__What you are asked to do__. Set down every record once more, exactly as given.

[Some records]
===
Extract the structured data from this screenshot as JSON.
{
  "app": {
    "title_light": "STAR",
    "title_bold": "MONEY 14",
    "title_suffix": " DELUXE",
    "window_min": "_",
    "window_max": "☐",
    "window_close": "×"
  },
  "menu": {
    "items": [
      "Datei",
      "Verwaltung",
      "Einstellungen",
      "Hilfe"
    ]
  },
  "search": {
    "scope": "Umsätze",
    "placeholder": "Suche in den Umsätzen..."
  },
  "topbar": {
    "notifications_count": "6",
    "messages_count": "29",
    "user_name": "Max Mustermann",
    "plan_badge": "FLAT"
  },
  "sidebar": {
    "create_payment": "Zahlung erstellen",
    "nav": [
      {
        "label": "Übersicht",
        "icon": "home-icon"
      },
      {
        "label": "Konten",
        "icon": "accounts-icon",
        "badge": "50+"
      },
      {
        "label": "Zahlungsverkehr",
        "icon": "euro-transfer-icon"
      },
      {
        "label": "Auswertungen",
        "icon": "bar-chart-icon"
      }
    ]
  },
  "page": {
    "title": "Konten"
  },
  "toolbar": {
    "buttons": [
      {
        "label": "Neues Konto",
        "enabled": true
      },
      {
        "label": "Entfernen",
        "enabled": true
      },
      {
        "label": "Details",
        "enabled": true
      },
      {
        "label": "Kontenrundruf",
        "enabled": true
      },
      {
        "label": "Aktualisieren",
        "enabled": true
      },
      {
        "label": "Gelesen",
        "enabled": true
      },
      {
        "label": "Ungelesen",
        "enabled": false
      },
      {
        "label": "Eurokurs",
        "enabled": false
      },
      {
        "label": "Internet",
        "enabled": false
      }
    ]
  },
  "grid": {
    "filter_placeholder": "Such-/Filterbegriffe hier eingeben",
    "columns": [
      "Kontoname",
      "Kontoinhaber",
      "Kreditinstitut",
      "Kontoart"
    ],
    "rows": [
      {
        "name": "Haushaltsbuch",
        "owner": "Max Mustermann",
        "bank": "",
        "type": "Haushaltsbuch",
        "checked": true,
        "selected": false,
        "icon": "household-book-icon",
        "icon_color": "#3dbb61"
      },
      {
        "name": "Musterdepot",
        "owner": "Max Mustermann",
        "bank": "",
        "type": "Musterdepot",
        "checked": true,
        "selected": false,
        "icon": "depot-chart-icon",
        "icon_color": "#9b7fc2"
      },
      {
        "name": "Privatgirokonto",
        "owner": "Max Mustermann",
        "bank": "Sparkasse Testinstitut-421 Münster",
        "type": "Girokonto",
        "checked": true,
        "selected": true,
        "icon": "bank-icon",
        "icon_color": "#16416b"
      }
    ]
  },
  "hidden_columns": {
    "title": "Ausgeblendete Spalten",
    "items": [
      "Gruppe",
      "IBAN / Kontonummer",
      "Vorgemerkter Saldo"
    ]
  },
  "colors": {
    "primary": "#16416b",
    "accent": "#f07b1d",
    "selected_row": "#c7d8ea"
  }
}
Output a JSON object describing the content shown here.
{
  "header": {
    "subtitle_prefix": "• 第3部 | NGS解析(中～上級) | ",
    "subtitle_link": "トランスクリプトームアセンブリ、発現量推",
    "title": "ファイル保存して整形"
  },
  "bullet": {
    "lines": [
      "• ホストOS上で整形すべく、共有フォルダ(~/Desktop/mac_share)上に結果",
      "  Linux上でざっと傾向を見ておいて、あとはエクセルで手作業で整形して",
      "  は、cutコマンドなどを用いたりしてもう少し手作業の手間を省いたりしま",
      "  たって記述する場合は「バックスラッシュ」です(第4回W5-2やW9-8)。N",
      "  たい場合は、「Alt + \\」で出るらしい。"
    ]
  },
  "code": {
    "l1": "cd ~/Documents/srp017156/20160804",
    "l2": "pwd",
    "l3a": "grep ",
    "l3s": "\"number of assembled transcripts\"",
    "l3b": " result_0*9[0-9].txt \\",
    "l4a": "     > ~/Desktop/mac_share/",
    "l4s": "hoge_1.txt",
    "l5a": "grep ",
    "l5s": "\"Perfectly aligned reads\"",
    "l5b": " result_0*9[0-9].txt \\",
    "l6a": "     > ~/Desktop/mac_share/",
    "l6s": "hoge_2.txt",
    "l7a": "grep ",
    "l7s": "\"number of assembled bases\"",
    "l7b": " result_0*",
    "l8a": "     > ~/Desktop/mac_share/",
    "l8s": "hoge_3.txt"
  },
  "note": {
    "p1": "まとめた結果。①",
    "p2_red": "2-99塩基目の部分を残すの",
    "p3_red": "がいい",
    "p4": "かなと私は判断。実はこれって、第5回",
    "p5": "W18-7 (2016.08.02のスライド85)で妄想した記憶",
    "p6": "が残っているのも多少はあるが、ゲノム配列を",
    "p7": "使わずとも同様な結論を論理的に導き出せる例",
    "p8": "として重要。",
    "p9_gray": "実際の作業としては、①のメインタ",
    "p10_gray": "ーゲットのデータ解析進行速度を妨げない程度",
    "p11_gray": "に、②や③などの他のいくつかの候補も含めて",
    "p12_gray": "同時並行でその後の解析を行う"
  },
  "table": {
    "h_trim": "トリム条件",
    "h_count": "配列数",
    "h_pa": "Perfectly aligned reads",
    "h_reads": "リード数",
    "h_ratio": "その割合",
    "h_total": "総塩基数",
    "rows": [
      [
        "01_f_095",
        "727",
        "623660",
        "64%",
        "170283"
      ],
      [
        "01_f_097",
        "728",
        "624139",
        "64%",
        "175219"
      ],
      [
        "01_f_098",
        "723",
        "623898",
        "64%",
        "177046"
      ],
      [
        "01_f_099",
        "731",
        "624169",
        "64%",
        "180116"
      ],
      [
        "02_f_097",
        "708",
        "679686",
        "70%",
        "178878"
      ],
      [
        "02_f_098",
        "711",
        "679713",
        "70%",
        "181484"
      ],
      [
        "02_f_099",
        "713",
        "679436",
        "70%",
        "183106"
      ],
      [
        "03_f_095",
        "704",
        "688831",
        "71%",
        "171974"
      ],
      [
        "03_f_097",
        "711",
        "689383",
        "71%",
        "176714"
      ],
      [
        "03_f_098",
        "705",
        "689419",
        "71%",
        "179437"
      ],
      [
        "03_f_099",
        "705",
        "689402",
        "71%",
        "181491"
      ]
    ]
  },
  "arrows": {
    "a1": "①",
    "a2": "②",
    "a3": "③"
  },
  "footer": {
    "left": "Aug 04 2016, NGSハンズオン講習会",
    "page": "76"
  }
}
===
__Task output__.
Extract the structured data from this screenshot as JSON.
{
  "app": {
    "title_light": "STAR",
    "title_bold": "MONEY 14",
    "title_suffix": " DELUXE",
    "window_min": "_",
    "window_max": "☐",
    "window_close": "×"
  },
  "menu": {
    "items": [
      "Datei",
      "Verwaltung",
      "Einstellungen",
      "Hilfe"
    ]
  },
  "search": {
    "scope": "Umsätze",
    "placeholder": "Suche in den Umsätzen..."
  },
  "topbar": {
    "notifications_count": "6",
    "messages_count": "29",
    "user_name": "Max Mustermann",
    "plan_badge": "FLAT"
  },
  "sidebar": {
    "create_payment": "Zahlung erstellen",
    "nav": [
      {
        "label": "Übersicht",
        "icon": "home-icon"
      },
      {
        "label": "Konten",
        "icon": "accounts-icon",
        "badge": "50+"
      },
      {
        "label": "Zahlungsverkehr",
        "icon": "euro-transfer-icon"
      },
      {
        "label": "Auswertungen",
        "icon": "bar-chart-icon"
      }
    ]
  },
  "page": {
    "title": "Konten"
  },
  "toolbar": {
    "buttons": [
      {
        "label": "Neues Konto",
        "enabled": true
      },
      {
        "label": "Entfernen",
        "enabled": true
      },
      {
        "label": "Details",
        "enabled": true
      },
      {
        "label": "Kontenrundruf",
        "enabled": true
      },
      {
        "label": "Aktualisieren",
        "enabled": true
      },
      {
        "label": "Gelesen",
        "enabled": true
      },
      {
        "label": "Ungelesen",
        "enabled": false
      },
      {
        "label": "Eurokurs",
        "enabled": false
      },
      {
        "label": "Internet",
        "enabled": false
      }
    ]
  },
  "grid": {
    "filter_placeholder": "Such-/Filterbegriffe hier eingeben",
    "columns": [
      "Kontoname",
      "Kontoinhaber",
      "Kreditinstitut",
      "Kontoart"
    ],
    "rows": [
      {
        "name": "Haushaltsbuch",
        "owner": "Max Mustermann",
        "bank": "",
        "type": "Haushaltsbuch",
        "checked": true,
        "selected": false,
        "icon": "household-book-icon",
        "icon_color": "#3dbb61"
      },
      {
        "name": "Musterdepot",
        "owner": "Max Mustermann",
        "bank": "",
        "type": "Musterdepot",
        "checked": true,
        "selected": false,
        "icon": "depot-chart-icon",
        "icon_color": "#9b7fc2"
      },
      {
        "name": "Privatgirokonto",
        "owner": "Max Mustermann",
        "bank": "Sparkasse Testinstitut-421 Münster",
        "type": "Girokonto",
        "checked": true,
        "selected": true,
        "icon": "bank-icon",
        "icon_color": "#16416b"
      }
    ]
  },
  "hidden_columns": {
    "title": "Ausgeblendete Spalten",
    "items": [
      "Gruppe",
      "IBAN / Kontonummer",
      "Vorgemerkter Saldo"
    ]
  },
  "colors": {
    "primary": "#16416b",
    "accent": "#f07b1d",
    "selected_row": "#c7d8ea"
  }
}
Output a JSON object describing the content shown here.
{
  "header": {
    "subtitle_prefix": "• 第3部 | NGS解析(中～上級) | ",
    "subtitle_link": "トランスクリプトームアセンブリ、発現量推",
    "title": "ファイル保存して整形"
  },
  "bullet": {
    "lines": [
      "• ホストOS上で整形すべく、共有フォルダ(~/Desktop/mac_share)上に結果",
      "  Linux上でざっと傾向を見ておいて、あとはエクセルで手作業で整形して",
      "  は、cutコマンドなどを用いたりしてもう少し手作業の手間を省いたりしま",
      "  たって記述する場合は「バックスラッシュ」です(第4回W5-2やW9-8)。N",
      "  たい場合は、「Alt + \\」で出るらしい。"
    ]
  },
  "code": {
    "l1": "cd ~/Documents/srp017156/20160804",
    "l2": "pwd",
    "l3a": "grep ",
    "l3s": "\"number of assembled transcripts\"",
    "l3b": " result_0*9[0-9].txt \\",
    "l4a": "     > ~/Desktop/mac_share/",
    "l4s": "hoge_1.txt",
    "l5a": "grep ",
    "l5s": "\"Perfectly aligned reads\"",
    "l5b": " result_0*9[0-9].txt \\",
    "l6a": "     > ~/Desktop/mac_share/",
    "l6s": "hoge_2.txt",
    "l7a": "grep ",
    "l7s": "\"number of assembled bases\"",
    "l7b": " result_0*",
    "l8a": "     > ~/Desktop/mac_share/",
    "l8s": "hoge_3.txt"
  },
  "note": {
    "p1": "まとめた結果。①",
    "p2_red": "2-99塩基目の部分を残すの",
    "p3_red": "がいい",
    "p4": "かなと私は判断。実はこれって、第5回",
    "p5": "W18-7 (2016.08.02のスライド85)で妄想した記憶",
    "p6": "が残っているのも多少はあるが、ゲノム配列を",
    "p7": "使わずとも同様な結論を論理的に導き出せる例",
    "p8": "として重要。",
    "p9_gray": "実際の作業としては、①のメインタ",
    "p10_gray": "ーゲットのデータ解析進行速度を妨げない程度",
    "p11_gray": "に、②や③などの他のいくつかの候補も含めて",
    "p12_gray": "同時並行でその後の解析を行う"
  },
  "table": {
    "h_trim": "トリム条件",
    "h_count": "配列数",
    "h_pa": "Perfectly aligned reads",
    "h_reads": "リード数",
    "h_ratio": "その割合",
    "h_total": "総塩基数",
    "rows": [
      [
        "01_f_095",
        "727",
        "623660",
        "64%",
        "170283"
      ],
      [
        "01_f_097",
        "728",
        "624139",
        "64%",
        "175219"
      ],
      [
        "01_f_098",
        "723",
        "623898",
        "64%",
        "177046"
      ],
      [
        "01_f_099",
        "731",
        "624169",
        "64%",
        "180116"
      ],
      [
        "02_f_097",
        "708",
        "679686",
        "70%",
        "178878"
      ],
      [
        "02_f_098",
        "711",
        "679713",
        "70%",
        "181484"
      ],
      [
        "02_f_099",
        "713",
        "679436",
        "70%",
        "183106"
      ],
      [
        "03_f_095",
        "704",
        "688831",
        "71%",
        "171974"
      ],
      [
        "03_f_097",
        "711",
        "689383",
        "71%",
        "176714"
      ],
      [
        "03_f_098",
        "705",
        "689419",
        "71%",
        "179437"
      ],
      [
        "03_f_099",
        "705",
        "689402",
        "71%",
        "181491"
      ]
    ]
  },
  "arrows": {
    "a1": "①",
    "a2": "②",
    "a3": "③"
  },
  "footer": {
    "left": "Aug 04 2016, NGSハンズオン講習会",
    "page": "76"
  }
}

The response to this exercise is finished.